__What you have to do__
Collect all the lines that mention the word "Excmo".

Stored records:
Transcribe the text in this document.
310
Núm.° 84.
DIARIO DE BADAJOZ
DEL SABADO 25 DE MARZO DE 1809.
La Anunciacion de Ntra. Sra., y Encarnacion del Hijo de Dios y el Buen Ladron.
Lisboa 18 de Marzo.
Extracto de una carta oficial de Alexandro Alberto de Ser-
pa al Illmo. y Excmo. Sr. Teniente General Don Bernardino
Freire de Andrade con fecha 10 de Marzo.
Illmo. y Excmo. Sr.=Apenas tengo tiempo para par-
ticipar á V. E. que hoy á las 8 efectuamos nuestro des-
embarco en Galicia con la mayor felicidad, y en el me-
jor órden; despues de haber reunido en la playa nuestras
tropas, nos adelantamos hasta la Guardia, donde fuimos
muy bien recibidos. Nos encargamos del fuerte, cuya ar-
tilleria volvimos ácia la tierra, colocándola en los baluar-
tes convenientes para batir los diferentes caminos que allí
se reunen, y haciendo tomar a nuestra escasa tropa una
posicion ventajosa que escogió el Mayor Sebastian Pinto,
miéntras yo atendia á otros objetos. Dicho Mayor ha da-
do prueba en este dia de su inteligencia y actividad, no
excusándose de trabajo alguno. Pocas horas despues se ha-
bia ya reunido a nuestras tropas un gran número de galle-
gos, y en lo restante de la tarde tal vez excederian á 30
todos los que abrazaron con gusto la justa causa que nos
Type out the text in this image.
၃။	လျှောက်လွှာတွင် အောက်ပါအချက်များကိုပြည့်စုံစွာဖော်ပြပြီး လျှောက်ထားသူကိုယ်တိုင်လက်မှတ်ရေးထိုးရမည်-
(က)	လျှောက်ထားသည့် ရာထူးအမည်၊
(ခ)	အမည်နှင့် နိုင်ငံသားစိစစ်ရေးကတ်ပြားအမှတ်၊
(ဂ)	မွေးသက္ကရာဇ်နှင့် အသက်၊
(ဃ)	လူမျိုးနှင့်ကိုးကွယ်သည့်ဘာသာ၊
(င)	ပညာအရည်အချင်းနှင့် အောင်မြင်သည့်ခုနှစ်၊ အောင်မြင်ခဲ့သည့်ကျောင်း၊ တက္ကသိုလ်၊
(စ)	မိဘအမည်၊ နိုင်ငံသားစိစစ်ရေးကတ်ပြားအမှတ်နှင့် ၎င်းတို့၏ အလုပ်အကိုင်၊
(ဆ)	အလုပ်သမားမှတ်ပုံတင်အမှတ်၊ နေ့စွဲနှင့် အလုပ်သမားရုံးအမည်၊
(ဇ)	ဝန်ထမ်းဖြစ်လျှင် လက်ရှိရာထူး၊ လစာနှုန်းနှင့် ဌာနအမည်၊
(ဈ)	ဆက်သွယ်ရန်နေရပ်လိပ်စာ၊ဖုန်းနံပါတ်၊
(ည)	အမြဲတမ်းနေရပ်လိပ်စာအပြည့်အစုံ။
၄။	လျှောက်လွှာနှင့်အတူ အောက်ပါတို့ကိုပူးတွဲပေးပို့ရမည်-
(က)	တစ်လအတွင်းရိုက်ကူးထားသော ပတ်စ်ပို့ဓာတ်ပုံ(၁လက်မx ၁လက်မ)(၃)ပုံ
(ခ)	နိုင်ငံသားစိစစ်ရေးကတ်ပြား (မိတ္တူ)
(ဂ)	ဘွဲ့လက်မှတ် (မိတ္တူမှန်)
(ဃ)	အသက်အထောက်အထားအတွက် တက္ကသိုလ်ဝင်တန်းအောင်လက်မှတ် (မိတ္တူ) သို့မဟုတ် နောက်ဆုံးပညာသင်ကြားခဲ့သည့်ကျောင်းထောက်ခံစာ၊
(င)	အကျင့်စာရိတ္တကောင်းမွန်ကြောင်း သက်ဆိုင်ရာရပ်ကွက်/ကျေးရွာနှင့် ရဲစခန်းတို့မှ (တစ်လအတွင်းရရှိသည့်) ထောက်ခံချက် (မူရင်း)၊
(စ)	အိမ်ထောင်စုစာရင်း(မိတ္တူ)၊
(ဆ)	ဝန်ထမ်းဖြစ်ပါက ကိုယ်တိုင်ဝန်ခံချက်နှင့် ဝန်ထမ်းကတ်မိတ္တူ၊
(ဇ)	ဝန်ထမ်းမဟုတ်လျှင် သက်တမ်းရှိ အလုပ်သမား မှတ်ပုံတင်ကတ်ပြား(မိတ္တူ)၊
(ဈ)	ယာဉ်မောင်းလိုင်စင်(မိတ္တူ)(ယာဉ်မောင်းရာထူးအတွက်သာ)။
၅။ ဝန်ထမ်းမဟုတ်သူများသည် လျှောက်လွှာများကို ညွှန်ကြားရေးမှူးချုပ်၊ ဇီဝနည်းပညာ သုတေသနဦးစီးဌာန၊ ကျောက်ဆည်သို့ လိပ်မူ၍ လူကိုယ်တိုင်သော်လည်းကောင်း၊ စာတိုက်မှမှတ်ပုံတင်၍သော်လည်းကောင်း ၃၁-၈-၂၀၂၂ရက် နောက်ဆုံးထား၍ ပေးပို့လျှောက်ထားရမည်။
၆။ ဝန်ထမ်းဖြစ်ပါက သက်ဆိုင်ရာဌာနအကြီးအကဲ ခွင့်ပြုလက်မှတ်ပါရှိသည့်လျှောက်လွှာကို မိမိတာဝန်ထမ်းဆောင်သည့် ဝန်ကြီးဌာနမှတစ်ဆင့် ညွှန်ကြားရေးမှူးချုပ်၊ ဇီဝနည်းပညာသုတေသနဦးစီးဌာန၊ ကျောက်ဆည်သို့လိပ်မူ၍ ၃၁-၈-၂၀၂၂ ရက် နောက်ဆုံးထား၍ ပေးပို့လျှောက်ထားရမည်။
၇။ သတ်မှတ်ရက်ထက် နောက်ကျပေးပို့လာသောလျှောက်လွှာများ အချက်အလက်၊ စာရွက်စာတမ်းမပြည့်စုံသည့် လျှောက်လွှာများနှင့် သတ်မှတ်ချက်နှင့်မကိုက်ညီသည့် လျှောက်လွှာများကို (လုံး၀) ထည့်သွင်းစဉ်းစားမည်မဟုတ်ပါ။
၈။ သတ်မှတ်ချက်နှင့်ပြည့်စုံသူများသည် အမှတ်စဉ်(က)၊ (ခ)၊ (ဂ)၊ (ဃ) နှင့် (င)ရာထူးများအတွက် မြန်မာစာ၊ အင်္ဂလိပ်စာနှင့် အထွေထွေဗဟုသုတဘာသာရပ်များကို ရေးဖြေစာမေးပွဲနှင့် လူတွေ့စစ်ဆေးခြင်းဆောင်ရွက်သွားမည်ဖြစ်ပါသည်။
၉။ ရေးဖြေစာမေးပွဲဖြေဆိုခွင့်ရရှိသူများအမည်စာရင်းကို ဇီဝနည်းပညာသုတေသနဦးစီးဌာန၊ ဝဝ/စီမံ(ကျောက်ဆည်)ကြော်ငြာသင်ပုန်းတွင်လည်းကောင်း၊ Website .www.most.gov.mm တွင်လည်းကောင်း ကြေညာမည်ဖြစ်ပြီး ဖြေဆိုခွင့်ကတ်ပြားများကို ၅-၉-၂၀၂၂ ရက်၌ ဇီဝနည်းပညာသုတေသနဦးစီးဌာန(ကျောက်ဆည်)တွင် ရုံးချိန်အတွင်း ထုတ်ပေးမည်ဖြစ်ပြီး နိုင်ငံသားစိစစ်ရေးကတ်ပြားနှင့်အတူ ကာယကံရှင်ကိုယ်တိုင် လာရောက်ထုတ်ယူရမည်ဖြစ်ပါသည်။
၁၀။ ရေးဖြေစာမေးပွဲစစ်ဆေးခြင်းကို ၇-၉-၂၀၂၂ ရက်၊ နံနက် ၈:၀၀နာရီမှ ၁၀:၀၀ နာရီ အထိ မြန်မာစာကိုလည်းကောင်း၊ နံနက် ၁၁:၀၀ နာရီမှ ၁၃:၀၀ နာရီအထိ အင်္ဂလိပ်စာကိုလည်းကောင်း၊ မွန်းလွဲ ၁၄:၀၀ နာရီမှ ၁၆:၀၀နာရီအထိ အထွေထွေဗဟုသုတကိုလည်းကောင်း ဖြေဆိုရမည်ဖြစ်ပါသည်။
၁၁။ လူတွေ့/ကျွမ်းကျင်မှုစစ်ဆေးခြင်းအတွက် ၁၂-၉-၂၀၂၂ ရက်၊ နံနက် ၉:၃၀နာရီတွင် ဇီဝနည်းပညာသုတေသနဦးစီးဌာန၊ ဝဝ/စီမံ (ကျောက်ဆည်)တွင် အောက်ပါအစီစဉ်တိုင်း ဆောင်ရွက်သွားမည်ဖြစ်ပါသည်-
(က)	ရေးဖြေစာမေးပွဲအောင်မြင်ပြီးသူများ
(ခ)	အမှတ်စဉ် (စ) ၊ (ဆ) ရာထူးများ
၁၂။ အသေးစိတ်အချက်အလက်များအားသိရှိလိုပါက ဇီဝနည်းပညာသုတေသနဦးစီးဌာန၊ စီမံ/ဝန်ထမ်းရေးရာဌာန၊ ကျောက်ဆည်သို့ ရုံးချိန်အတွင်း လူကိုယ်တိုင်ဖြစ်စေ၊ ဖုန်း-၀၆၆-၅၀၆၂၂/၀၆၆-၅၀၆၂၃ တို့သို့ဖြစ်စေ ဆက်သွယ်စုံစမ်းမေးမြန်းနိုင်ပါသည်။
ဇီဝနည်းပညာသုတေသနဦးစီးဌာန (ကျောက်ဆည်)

__Complete response__
pa al Illmo. y Excmo. Sr. Teniente General Don Bernardino
Illmo. y Excmo. Sr.=Apenas tengo tiempo para par-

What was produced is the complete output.